=== MATERIAL ===

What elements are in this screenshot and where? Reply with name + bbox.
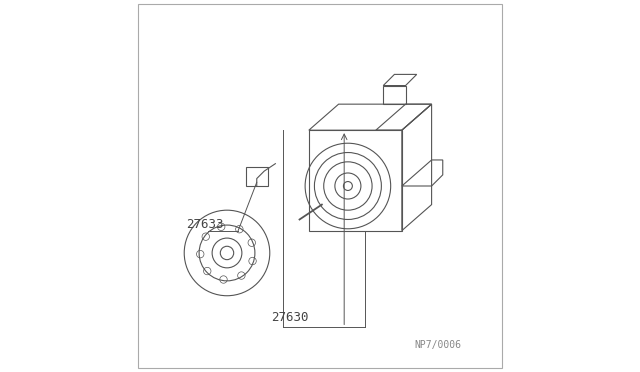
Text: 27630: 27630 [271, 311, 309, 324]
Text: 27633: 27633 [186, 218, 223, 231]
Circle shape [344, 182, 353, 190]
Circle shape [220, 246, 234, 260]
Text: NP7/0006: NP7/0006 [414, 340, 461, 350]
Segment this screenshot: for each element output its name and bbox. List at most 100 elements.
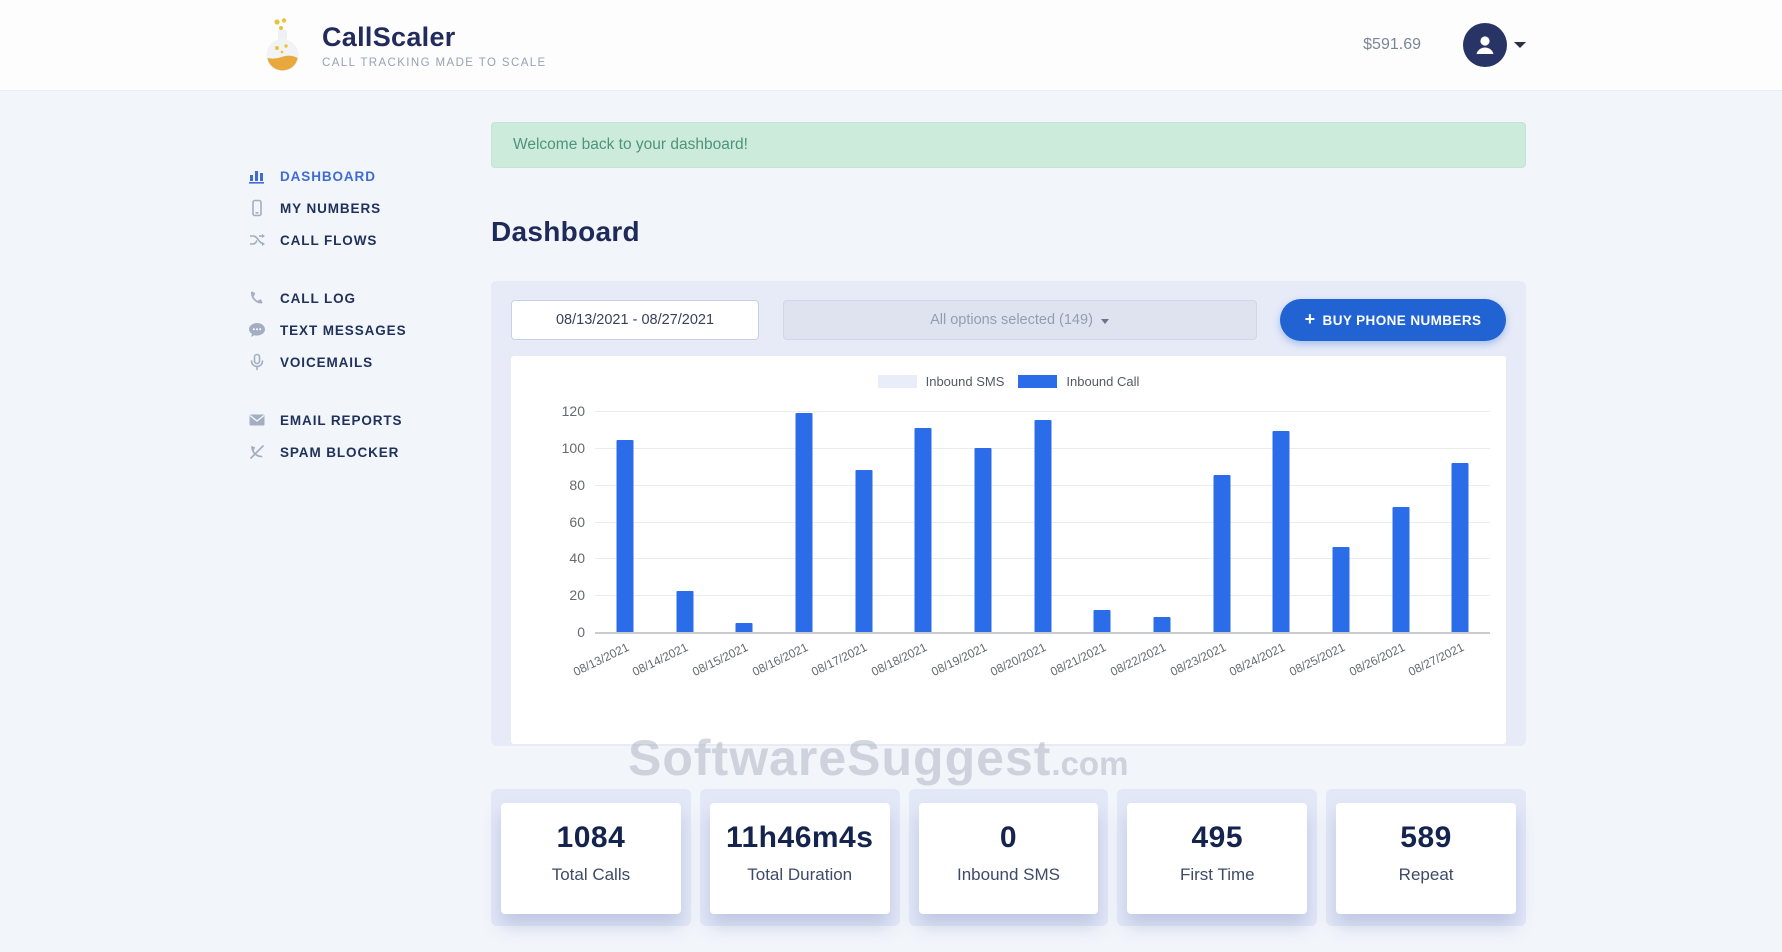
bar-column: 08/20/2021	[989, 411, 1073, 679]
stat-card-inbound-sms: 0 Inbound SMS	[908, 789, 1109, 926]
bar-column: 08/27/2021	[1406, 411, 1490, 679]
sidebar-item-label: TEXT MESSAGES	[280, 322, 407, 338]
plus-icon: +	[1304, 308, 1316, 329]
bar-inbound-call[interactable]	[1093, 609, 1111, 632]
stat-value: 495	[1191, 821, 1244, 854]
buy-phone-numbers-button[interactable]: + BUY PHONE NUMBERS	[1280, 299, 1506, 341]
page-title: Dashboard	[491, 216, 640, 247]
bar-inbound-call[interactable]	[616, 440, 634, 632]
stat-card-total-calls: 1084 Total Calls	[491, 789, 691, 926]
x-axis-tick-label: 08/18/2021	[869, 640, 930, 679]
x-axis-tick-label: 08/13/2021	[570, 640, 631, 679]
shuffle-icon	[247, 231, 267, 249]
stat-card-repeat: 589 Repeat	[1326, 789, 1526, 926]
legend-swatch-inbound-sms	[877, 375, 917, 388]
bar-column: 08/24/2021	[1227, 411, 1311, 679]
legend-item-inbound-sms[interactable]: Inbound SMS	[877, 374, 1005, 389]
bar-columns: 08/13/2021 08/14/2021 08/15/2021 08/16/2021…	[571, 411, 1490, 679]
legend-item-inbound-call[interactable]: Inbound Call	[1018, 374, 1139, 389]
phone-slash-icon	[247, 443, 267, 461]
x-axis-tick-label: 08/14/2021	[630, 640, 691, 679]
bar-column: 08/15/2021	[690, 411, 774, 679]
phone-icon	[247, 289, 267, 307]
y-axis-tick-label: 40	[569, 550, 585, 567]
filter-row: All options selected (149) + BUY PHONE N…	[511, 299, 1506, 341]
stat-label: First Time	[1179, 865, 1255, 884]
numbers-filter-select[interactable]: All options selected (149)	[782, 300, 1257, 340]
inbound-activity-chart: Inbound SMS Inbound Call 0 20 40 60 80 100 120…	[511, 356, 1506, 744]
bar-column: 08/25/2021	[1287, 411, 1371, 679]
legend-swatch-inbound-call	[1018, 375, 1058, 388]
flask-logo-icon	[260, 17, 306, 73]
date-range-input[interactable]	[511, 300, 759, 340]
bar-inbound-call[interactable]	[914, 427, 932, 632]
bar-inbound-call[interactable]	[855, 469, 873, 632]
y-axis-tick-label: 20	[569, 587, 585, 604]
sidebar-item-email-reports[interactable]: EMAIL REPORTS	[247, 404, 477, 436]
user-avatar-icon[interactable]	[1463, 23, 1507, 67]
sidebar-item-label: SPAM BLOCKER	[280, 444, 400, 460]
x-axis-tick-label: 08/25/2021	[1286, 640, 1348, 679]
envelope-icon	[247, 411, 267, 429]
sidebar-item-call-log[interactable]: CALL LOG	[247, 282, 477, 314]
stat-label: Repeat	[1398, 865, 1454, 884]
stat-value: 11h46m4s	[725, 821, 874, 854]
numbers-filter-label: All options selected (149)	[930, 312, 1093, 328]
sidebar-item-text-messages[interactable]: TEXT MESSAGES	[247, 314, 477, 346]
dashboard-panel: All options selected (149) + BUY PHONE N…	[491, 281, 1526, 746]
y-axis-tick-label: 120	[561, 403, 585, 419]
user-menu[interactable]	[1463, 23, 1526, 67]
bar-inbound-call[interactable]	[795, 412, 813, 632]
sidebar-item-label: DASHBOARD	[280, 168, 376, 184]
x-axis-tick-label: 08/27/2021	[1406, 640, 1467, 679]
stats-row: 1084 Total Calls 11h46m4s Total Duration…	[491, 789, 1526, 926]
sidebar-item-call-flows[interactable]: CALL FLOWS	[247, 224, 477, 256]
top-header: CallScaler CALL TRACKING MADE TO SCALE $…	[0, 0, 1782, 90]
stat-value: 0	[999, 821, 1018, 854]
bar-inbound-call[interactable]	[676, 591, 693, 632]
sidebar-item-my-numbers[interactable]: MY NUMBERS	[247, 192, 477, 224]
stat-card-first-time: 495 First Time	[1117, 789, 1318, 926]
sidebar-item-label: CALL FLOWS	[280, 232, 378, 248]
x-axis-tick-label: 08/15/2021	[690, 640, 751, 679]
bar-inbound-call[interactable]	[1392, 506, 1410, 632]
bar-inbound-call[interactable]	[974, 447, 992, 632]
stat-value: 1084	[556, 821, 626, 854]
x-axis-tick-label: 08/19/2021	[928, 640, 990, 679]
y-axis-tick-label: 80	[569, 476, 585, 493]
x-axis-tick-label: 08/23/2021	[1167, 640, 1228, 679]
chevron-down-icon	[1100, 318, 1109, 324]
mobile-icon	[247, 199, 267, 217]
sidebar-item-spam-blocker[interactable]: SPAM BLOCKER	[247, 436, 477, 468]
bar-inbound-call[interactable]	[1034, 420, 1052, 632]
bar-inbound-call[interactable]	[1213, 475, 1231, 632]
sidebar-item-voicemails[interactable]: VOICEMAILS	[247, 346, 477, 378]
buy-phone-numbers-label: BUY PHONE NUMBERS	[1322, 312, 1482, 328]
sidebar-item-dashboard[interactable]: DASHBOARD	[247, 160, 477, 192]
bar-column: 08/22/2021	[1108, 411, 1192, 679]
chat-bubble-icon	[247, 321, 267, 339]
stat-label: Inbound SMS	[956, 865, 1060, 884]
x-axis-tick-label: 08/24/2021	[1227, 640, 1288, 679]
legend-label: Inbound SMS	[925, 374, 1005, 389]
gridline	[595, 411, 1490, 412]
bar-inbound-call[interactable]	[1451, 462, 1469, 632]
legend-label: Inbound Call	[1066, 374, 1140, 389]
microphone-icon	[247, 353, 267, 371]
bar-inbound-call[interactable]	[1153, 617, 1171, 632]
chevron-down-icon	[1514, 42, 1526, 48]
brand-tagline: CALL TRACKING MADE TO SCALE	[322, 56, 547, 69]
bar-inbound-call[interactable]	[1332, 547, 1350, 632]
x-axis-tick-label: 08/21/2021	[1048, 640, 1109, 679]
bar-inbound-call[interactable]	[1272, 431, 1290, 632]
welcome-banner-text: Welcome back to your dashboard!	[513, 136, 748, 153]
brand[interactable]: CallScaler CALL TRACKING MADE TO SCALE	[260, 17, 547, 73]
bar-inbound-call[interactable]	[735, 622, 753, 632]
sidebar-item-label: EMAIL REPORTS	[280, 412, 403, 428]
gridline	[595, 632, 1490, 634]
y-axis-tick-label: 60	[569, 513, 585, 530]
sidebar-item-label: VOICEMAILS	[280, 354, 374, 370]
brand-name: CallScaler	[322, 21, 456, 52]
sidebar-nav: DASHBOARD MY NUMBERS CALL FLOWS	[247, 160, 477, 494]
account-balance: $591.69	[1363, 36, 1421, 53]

===

WRITTEN PROBLEM> Repeat the stretch of lines from the one containing "Text: 27630: 27630 [271, 311, 309, 324]" through the one containing "Segment this screenshot: for", word for word.

SOLUTION BELOW>
Text: 27630: 27630 [271, 311, 309, 324]
Text: 27633: 27633 [186, 218, 223, 231]
Circle shape [344, 182, 353, 190]
Circle shape [220, 246, 234, 260]
Text: NP7/0006: NP7/0006 [414, 340, 461, 350]
Segment this screenshot: for each element output its name and bbox. List at most 100 elements.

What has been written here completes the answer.